Data entries for graphics:
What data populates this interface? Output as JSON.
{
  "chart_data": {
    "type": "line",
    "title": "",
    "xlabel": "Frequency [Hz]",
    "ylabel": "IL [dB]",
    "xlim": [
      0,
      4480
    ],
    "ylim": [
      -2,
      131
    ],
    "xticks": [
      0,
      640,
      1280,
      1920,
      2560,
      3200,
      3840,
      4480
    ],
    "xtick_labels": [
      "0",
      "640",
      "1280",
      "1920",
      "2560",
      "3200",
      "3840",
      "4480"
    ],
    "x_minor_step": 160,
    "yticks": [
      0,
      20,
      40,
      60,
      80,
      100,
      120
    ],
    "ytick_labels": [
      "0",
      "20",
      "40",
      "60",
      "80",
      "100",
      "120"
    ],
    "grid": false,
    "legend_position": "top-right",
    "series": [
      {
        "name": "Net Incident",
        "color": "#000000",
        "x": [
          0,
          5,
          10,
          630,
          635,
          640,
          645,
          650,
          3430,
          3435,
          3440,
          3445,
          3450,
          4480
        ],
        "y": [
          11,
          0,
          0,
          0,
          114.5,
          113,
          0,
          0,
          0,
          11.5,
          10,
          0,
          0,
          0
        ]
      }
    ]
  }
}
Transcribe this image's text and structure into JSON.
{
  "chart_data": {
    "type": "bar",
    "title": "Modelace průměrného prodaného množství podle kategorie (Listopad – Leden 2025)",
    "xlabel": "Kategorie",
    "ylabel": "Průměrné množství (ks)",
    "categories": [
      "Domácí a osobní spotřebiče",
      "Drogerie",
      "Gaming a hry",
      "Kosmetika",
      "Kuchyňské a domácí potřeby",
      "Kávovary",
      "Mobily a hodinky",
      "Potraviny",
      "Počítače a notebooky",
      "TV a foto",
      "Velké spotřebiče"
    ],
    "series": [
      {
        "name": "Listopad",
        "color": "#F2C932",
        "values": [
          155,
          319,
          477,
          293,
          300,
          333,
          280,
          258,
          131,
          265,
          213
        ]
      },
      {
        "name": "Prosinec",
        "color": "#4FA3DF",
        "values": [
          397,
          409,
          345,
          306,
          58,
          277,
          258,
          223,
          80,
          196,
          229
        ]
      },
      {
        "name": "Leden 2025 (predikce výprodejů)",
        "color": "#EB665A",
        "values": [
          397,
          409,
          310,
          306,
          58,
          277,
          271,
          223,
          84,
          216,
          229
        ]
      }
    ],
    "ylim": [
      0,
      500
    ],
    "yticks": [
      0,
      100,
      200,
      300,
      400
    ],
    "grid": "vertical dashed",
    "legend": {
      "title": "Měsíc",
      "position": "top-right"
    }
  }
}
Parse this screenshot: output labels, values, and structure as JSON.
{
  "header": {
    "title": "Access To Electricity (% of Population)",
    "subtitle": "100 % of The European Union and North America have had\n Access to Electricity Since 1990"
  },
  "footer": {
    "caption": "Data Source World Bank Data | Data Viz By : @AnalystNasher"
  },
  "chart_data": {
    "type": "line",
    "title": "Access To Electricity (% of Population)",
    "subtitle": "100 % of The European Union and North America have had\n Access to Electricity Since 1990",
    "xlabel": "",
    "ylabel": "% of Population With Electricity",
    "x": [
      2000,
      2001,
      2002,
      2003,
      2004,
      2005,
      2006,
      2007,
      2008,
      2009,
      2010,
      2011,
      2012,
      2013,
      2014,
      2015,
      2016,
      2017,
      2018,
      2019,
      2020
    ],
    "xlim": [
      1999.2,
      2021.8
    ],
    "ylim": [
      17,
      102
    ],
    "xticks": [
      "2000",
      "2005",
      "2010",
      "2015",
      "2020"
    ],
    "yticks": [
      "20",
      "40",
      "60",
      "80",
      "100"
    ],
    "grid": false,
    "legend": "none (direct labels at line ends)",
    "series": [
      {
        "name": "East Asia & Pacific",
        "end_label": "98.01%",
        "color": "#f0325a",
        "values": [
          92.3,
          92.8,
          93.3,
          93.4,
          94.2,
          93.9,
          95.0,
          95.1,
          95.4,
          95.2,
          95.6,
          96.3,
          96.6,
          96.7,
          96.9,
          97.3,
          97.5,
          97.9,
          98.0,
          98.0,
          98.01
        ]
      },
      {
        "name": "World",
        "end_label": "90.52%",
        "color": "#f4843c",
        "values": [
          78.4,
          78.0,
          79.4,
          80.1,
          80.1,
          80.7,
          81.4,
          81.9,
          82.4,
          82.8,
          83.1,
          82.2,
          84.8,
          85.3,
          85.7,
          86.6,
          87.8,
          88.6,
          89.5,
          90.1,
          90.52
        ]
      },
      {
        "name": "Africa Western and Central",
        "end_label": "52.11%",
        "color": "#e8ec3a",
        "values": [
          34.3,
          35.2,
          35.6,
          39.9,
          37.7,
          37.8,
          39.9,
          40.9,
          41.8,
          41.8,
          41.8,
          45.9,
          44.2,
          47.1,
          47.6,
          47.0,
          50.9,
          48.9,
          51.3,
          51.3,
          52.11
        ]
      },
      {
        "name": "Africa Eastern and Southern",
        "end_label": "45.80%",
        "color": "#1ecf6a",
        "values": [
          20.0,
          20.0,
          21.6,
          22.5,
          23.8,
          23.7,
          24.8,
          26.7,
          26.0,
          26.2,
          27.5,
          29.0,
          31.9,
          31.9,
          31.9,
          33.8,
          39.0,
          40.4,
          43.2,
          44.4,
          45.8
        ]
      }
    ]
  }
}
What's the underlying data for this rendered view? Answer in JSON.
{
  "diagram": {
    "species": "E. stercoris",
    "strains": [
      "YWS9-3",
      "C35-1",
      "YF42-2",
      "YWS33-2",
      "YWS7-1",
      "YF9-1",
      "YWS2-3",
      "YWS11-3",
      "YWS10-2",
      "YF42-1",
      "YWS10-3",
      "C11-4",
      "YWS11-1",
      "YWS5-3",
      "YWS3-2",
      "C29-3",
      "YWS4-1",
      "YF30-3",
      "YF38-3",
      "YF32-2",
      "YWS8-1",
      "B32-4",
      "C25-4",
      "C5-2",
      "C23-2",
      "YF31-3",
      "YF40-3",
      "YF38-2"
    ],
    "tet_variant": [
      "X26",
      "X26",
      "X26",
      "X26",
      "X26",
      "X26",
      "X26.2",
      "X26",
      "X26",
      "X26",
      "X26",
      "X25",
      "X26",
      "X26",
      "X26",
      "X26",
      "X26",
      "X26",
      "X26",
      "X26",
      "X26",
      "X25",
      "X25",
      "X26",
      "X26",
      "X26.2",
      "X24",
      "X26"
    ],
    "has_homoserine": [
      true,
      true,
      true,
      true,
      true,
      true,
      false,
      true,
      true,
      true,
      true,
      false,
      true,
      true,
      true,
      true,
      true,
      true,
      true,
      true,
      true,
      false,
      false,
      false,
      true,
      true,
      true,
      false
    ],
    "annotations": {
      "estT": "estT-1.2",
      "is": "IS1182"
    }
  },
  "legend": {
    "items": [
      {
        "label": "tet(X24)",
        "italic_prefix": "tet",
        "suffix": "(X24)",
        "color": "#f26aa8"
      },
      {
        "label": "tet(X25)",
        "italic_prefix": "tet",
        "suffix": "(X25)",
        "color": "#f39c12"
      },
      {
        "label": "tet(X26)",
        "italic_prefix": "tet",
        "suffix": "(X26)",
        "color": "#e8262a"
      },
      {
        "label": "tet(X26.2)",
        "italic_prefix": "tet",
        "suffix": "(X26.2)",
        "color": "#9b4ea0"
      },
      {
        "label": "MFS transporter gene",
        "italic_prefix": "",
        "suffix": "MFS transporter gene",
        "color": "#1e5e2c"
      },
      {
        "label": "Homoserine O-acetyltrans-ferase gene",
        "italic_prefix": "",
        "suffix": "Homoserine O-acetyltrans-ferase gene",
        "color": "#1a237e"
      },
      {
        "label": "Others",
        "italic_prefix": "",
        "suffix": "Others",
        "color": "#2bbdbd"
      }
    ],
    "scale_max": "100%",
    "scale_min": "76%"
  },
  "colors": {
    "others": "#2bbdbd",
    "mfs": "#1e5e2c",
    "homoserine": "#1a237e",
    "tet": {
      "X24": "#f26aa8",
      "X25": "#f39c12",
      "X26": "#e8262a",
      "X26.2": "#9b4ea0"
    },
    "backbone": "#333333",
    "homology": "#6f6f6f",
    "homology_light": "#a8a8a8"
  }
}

■ INSTRUCTIONS FOR THE TASK
Set out every line from the material that contains the string "Electricity".

■ ANSWER TO THE PROBLEM
    "title": "Access To Electricity (% of Population)",
    "subtitle": "100 % of The European Union and North America have had\n Access to Electricity Since 1990"
    "title": "Access To Electricity (% of Population)",
    "subtitle": "100 % of The European Union and North America have had\n Access to Electricity Since 1990",
    "ylabel": "% of Population With Electricity",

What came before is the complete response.